TO BE DONE:
1) In the forum thread, what size was the home the first poster once lived in with a wife and two kids?
2) Repeat the forum thread's wording from "I Guarantee U" to "(Sep 25, 2007)".

READING TEXT:
--------------------

I Guarantee U Prob Have More Room In Your Double Wide Than I Do My Small House, Besides, Have You Seen The Prices On Them? Many Cost More Than A House Around This Area. I Used To Live In A 14 By 70 With A Wife And 2 Kids B4 Anyway, People , Esp Other Kids Can Be Sooo Demeaning. I Teach My Kids That When Theyre Made Fun Of Or Laughed At, Laugh Back And Take The Food As It Were, It Hurts The Offenders More If U Agree With Them And Maybe Theyll Quit.in 5 Years , All Of This Will Be Meaningless Anyway. Good Luck.


----------



## seapro (Sep 25, 2007)

Insecure people try and make other people feel insecure. I can tell by your post, you are to smart to fall for that! 
Walk away from them knowing they have very little character and that by your ability to walk away, proves you have more! 
There are always people who will walk on others to try and make themselves feel better. They only end up proving their ignorance and insecurity to those people who are far more intelligent. 
Do you want to be known as one of them or as a person that is bigger and smarter then they are? I already know the answer to that question as I'm sure you do. Hold your head up high - you have already defeated them! 

If you can not get help with lunches like Lewis suggests, please send me a Private Message.


----------



## Kindlebeard (Apr 6, 2004)

--------------------

GIVEN DATA:
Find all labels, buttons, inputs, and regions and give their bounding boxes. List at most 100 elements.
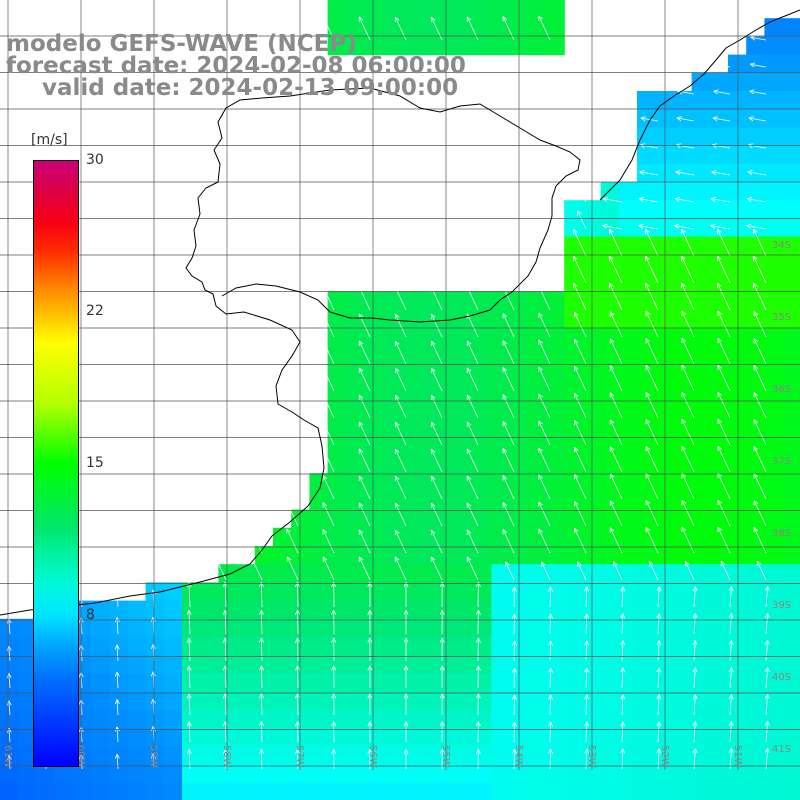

--------------------

SOLUTIONS:
1) It was a 14 by 70.

2)
I Guarantee U Prob Have More Room In Your Double Wide Than I Do My Small House, Besides, Have You Seen The Prices On Them? Many Cost More Than A House Around This Area. I Used To Live In A 14 By 70 With A Wife And 2 Kids B4 Anyway, People , Esp Other Kids Can Be Sooo Demeaning. I Teach My Kids That When Theyre Made Fun Of Or Laughed At, Laugh Back And Take The Food As It Were, It Hurts The Offenders More If U Agree With Them And Maybe Theyll Quit.in 5 Years , All Of This Will Be Meaningless Anyway. Good Luck.


----------



## seapro (Sep 25, 2007)